INFORMATION GIVEN:

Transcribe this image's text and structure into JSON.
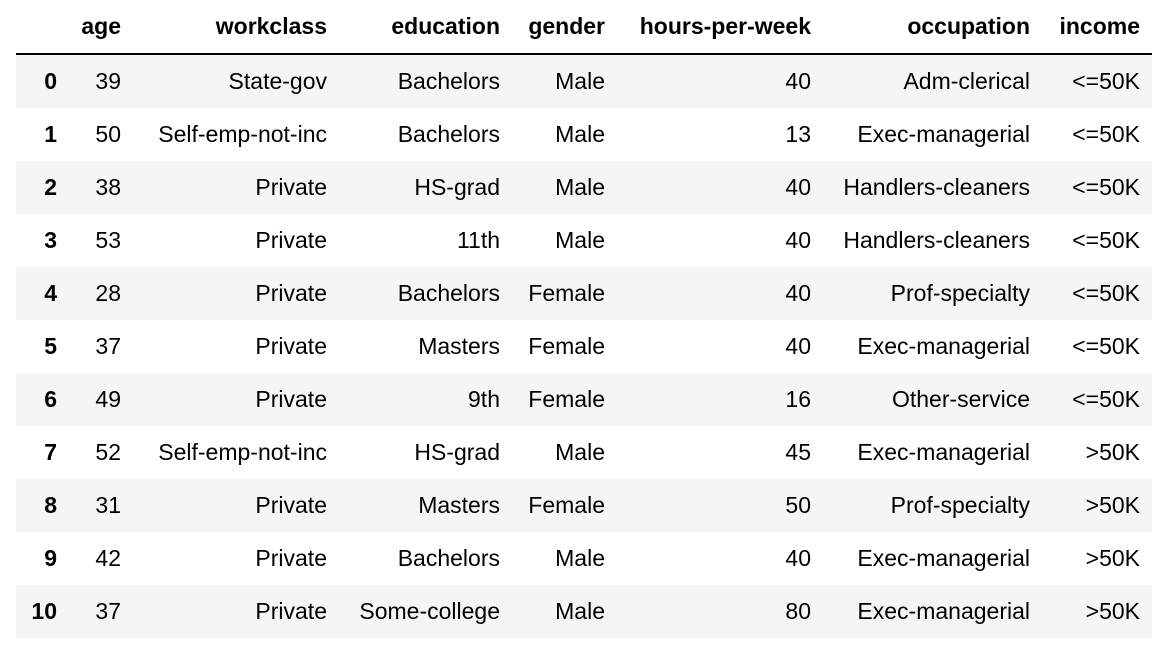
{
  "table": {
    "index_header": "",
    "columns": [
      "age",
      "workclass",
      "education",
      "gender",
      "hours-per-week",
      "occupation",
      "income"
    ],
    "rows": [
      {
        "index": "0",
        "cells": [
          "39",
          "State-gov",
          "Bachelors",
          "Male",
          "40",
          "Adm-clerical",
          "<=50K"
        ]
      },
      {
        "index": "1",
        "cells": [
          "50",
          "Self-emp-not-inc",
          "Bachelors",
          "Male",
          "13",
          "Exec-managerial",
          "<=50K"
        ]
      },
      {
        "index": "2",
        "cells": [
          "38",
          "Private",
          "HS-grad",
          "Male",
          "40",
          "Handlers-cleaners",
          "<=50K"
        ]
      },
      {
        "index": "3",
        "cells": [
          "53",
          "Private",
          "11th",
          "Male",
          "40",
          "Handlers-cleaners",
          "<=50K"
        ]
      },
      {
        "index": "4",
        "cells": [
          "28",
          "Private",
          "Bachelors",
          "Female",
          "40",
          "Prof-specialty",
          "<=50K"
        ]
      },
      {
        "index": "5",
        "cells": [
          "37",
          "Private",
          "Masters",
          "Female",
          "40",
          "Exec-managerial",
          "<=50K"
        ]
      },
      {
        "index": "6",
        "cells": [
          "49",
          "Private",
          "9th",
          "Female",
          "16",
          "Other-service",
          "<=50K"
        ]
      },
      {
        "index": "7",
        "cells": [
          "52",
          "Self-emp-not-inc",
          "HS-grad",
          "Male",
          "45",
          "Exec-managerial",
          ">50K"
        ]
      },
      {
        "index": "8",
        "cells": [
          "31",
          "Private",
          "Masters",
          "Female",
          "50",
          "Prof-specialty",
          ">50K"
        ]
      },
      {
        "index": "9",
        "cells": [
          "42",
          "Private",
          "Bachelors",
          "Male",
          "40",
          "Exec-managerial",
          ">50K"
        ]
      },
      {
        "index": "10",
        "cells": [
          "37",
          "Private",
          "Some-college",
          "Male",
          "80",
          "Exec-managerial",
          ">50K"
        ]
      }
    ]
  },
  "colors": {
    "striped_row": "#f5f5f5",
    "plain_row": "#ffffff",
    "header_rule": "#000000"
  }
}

EXERCISE BRIEF: Quote the listing above in full, except for the pictures.

SOLVED EXERCISE:
Transcribe this image's text and structure into JSON.
{
  "table": {
    "index_header": "",
    "columns": [
      "age",
      "workclass",
      "education",
      "gender",
      "hours-per-week",
      "occupation",
      "income"
    ],
    "rows": [
      {
        "index": "0",
        "cells": [
          "39",
          "State-gov",
          "Bachelors",
          "Male",
          "40",
          "Adm-clerical",
          "<=50K"
        ]
      },
      {
        "index": "1",
        "cells": [
          "50",
          "Self-emp-not-inc",
          "Bachelors",
          "Male",
          "13",
          "Exec-managerial",
          "<=50K"
        ]
      },
      {
        "index": "2",
        "cells": [
          "38",
          "Private",
          "HS-grad",
          "Male",
          "40",
          "Handlers-cleaners",
          "<=50K"
        ]
      },
      {
        "index": "3",
        "cells": [
          "53",
          "Private",
          "11th",
          "Male",
          "40",
          "Handlers-cleaners",
          "<=50K"
        ]
      },
      {
        "index": "4",
        "cells": [
          "28",
          "Private",
          "Bachelors",
          "Female",
          "40",
          "Prof-specialty",
          "<=50K"
        ]
      },
      {
        "index": "5",
        "cells": [
          "37",
          "Private",
          "Masters",
          "Female",
          "40",
          "Exec-managerial",
          "<=50K"
        ]
      },
      {
        "index": "6",
        "cells": [
          "49",
          "Private",
          "9th",
          "Female",
          "16",
          "Other-service",
          "<=50K"
        ]
      },
      {
        "index": "7",
        "cells": [
          "52",
          "Self-emp-not-inc",
          "HS-grad",
          "Male",
          "45",
          "Exec-managerial",
          ">50K"
        ]
      },
      {
        "index": "8",
        "cells": [
          "31",
          "Private",
          "Masters",
          "Female",
          "50",
          "Prof-specialty",
          ">50K"
        ]
      },
      {
        "index": "9",
        "cells": [
          "42",
          "Private",
          "Bachelors",
          "Male",
          "40",
          "Exec-managerial",
          ">50K"
        ]
      },
      {
        "index": "10",
        "cells": [
          "37",
          "Private",
          "Some-college",
          "Male",
          "80",
          "Exec-managerial",
          ">50K"
        ]
      }
    ]
  },
  "colors": {
    "striped_row": "#f5f5f5",
    "plain_row": "#ffffff",
    "header_rule": "#000000"
  }
}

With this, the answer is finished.